* [Request] Go through the listing and copy every line word for word.

* [Material for the task]

○ ○ ○ ○

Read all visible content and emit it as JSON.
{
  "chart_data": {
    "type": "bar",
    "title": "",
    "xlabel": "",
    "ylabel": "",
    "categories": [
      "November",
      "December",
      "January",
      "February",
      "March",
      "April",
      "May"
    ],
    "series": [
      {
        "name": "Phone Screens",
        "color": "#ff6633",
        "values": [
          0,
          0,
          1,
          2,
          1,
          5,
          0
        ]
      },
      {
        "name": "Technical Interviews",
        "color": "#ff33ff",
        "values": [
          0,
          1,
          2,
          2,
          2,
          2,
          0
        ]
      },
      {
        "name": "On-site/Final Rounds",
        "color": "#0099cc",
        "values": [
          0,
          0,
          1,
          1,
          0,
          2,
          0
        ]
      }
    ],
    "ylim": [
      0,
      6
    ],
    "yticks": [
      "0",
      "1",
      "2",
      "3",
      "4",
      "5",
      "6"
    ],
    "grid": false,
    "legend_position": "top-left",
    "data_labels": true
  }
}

○ ○ ○ ○

* [Response for this exercise]
Read all visible content and emit it as JSON.
{
  "chart_data": {
    "type": "bar",
    "title": "",
    "xlabel": "",
    "ylabel": "",
    "categories": [
      "November",
      "December",
      "January",
      "February",
      "March",
      "April",
      "May"
    ],
    "series": [
      {
        "name": "Phone Screens",
        "color": "#ff6633",
        "values": [
          0,
          0,
          1,
          2,
          1,
          5,
          0
        ]
      },
      {
        "name": "Technical Interviews",
        "color": "#ff33ff",
        "values": [
          0,
          1,
          2,
          2,
          2,
          2,
          0
        ]
      },
      {
        "name": "On-site/Final Rounds",
        "color": "#0099cc",
        "values": [
          0,
          0,
          1,
          1,
          0,
          2,
          0
        ]
      }
    ],
    "ylim": [
      0,
      6
    ],
    "yticks": [
      "0",
      "1",
      "2",
      "3",
      "4",
      "5",
      "6"
    ],
    "grid": false,
    "legend_position": "top-left",
    "data_labels": true
  }
}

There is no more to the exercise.